── Document
The Skegness Standard was first published on Wednesday, July 5, 1922, from a premises in Lumley Road.

Costing one penny, it contained eight pages and filled its front page with adverts.

It was an exciting time for Skegness as the urban district council bought most of the foreshore from the Earl of Scarbrough to develop it as a mecca of family amusements.

Skegness already had two local papers covering its events. But the Standard still managed to achieve sales of 1,208 in its first week.

More copies were sold than there were houses in the town, so it obviously had a wider appeal.

The first editor was Arthur Fletcher. His name was a byword for hard work. He was in charge of the advertising as well as the news.

And as an urban councillor, he provided long verbatim accounts of all their proceedings, including his own contributions to them.

In 1933 the paper was enlarged to 12 pages and advantage was taken of the extra space to give full coverage of Billy Butlin’s first carnival.

The shortage of newsprint during the war brought the paper down to a mere four pages.
────
── Entries provided
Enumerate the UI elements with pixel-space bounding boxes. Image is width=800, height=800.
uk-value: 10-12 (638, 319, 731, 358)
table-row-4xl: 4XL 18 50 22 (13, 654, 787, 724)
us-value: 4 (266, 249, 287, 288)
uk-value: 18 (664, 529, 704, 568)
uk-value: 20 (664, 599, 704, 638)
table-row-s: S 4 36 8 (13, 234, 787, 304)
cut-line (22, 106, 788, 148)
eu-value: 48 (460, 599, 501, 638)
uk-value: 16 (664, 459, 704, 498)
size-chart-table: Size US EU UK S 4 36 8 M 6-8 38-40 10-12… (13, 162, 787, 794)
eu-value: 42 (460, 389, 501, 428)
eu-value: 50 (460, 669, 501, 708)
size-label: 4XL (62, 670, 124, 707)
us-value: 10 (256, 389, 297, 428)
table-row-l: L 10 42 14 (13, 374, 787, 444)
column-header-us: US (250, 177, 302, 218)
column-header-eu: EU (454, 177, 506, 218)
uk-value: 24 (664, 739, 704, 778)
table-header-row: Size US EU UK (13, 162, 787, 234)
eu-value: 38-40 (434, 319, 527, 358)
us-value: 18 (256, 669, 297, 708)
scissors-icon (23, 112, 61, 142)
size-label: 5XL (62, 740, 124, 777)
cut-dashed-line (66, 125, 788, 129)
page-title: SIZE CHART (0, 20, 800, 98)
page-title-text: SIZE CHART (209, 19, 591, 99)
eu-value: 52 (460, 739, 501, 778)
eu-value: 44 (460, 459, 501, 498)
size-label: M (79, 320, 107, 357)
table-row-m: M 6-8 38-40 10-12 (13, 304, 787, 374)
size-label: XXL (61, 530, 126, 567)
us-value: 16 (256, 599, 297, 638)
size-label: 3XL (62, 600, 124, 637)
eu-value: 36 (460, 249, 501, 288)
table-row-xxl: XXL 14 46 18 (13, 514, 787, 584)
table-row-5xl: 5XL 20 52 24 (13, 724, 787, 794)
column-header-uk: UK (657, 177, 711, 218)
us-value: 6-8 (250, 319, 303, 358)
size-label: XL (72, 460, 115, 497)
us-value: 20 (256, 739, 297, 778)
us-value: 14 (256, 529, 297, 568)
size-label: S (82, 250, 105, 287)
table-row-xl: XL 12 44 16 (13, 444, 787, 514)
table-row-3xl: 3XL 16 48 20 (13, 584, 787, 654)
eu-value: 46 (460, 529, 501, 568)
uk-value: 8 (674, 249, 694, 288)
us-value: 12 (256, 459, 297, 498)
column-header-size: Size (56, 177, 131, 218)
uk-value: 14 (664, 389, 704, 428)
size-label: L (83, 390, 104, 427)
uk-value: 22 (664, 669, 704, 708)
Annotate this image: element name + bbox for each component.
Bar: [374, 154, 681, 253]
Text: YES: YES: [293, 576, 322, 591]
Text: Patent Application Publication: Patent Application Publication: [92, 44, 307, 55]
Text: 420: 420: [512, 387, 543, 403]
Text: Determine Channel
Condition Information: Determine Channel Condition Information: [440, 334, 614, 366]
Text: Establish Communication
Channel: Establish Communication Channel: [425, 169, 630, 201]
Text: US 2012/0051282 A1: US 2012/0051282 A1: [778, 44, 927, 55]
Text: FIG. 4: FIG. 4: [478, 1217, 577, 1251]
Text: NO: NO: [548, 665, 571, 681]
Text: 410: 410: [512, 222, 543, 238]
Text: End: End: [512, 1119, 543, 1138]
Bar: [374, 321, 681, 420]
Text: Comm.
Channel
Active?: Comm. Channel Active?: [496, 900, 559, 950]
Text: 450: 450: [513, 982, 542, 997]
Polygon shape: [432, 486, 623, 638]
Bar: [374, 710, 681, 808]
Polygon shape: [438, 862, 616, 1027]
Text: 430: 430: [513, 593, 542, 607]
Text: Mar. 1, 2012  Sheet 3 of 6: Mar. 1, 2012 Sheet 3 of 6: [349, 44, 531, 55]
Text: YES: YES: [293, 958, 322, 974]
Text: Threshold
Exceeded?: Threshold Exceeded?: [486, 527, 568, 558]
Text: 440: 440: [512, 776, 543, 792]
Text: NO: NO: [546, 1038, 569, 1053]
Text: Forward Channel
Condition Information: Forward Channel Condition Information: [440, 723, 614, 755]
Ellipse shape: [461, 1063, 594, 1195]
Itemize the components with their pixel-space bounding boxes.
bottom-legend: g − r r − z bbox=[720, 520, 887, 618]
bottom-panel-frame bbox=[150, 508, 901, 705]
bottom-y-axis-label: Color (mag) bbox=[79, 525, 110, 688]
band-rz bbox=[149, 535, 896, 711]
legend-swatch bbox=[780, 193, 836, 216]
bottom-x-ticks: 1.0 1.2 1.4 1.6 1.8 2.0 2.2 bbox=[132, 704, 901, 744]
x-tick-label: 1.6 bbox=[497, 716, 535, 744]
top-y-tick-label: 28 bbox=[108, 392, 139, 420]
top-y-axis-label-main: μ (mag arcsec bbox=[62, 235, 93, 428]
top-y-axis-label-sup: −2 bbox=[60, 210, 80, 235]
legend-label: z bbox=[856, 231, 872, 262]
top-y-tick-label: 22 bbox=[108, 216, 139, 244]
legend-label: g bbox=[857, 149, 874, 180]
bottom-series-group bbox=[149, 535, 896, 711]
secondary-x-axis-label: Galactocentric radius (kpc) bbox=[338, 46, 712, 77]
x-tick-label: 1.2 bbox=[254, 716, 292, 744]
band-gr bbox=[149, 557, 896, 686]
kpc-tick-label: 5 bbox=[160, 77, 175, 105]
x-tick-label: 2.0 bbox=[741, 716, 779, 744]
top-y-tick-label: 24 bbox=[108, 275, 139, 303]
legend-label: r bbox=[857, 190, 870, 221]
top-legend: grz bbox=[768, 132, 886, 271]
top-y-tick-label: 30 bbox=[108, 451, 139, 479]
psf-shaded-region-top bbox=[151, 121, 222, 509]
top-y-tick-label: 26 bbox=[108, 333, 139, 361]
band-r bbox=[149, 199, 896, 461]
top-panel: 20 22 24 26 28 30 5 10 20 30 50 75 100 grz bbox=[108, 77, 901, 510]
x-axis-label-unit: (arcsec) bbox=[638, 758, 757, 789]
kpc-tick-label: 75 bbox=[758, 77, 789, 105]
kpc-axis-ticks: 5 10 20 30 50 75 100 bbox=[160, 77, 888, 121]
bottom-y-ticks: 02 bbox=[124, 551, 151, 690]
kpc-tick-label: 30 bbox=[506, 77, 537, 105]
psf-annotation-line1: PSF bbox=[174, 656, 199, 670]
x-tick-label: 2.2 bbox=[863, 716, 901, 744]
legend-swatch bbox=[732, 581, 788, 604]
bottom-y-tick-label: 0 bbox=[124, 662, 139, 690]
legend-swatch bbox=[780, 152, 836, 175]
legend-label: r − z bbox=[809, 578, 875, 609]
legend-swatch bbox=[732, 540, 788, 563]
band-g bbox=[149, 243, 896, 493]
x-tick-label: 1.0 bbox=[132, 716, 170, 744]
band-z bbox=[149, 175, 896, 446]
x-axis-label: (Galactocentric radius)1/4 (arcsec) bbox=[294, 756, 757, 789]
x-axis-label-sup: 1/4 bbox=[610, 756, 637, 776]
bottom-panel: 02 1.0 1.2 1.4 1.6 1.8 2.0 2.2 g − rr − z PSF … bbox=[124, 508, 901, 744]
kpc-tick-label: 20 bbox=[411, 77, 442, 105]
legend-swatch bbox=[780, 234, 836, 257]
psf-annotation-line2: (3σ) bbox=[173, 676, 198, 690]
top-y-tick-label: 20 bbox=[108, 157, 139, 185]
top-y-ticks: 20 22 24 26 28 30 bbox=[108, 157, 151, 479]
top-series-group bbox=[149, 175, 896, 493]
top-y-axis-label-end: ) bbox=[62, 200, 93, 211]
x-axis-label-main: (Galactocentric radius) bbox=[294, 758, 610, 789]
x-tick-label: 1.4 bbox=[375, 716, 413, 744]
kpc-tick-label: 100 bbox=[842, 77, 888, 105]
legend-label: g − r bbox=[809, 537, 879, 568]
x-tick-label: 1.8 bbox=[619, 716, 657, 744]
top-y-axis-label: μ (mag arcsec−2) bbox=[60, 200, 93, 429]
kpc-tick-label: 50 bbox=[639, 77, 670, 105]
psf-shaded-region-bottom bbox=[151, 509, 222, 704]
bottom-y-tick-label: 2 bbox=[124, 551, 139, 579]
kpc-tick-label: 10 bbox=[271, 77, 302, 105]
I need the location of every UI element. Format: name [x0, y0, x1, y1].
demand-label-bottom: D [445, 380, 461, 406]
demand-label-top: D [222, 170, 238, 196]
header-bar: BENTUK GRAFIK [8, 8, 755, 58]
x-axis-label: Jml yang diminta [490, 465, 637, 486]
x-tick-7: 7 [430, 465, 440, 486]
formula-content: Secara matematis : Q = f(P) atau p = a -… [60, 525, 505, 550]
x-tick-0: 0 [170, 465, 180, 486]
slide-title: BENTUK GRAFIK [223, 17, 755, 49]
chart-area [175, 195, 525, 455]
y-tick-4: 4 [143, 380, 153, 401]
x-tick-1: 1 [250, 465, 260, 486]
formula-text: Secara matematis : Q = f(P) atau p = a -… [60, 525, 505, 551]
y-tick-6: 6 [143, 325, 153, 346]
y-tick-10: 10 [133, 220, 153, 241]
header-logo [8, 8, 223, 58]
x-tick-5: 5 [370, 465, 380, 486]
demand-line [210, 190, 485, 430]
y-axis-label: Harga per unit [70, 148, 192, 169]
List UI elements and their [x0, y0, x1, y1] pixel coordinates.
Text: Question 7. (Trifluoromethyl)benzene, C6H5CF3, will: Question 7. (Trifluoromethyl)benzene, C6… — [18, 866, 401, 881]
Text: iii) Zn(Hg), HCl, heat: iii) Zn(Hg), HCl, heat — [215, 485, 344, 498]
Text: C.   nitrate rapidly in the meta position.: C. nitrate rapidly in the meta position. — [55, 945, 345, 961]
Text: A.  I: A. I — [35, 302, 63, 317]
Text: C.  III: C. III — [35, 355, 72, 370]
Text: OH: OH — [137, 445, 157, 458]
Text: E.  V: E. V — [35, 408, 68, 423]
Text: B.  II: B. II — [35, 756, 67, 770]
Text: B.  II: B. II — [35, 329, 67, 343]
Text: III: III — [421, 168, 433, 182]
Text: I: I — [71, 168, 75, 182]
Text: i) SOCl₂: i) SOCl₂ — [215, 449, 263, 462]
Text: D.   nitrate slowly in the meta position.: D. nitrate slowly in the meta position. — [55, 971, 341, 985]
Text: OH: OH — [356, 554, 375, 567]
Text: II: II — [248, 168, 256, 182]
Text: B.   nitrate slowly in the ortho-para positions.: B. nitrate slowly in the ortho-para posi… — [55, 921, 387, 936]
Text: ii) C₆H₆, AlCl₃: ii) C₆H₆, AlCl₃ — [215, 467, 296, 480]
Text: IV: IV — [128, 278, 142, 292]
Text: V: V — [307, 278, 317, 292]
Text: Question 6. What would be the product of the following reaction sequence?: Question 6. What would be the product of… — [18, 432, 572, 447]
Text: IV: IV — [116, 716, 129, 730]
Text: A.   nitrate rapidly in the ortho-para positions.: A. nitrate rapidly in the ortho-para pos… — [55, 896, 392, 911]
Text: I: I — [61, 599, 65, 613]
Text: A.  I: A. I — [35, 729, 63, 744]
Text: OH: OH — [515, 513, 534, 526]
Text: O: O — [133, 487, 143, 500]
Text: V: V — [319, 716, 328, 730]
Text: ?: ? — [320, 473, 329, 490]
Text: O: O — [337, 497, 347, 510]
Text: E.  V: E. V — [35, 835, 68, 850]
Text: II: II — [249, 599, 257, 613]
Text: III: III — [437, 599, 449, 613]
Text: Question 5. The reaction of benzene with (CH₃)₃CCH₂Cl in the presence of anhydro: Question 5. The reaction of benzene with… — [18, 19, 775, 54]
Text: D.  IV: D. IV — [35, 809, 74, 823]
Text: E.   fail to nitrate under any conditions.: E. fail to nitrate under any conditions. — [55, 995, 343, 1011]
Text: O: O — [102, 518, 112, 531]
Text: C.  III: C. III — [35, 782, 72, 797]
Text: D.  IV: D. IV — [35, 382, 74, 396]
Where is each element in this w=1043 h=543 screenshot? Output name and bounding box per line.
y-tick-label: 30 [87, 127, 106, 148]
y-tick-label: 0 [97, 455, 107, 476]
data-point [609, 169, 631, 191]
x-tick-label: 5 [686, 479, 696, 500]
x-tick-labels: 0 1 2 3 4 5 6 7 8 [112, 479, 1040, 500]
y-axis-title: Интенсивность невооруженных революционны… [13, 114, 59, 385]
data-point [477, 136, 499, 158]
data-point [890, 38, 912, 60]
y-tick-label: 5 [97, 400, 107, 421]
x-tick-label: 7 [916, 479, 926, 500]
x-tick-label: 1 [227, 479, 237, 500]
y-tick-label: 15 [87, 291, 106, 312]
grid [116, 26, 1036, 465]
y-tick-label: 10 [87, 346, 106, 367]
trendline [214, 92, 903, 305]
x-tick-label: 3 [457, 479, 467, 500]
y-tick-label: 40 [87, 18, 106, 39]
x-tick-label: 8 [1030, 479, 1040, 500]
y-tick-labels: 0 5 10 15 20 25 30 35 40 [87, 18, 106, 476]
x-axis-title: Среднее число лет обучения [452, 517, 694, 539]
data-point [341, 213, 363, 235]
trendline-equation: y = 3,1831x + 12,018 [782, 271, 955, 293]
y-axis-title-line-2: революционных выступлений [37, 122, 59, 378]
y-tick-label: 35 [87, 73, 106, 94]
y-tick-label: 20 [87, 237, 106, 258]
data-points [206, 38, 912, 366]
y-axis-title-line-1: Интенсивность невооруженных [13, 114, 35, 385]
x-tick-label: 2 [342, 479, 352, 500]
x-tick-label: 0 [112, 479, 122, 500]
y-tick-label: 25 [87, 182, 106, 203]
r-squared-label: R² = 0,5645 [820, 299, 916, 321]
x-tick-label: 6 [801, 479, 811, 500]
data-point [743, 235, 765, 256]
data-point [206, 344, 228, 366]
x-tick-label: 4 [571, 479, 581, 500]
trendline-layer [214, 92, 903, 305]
────
What is being asked:
According to the passage on the history of the Skegness Standard, how many copies did the paper sell in its first week?

Response below:
1,208 copies.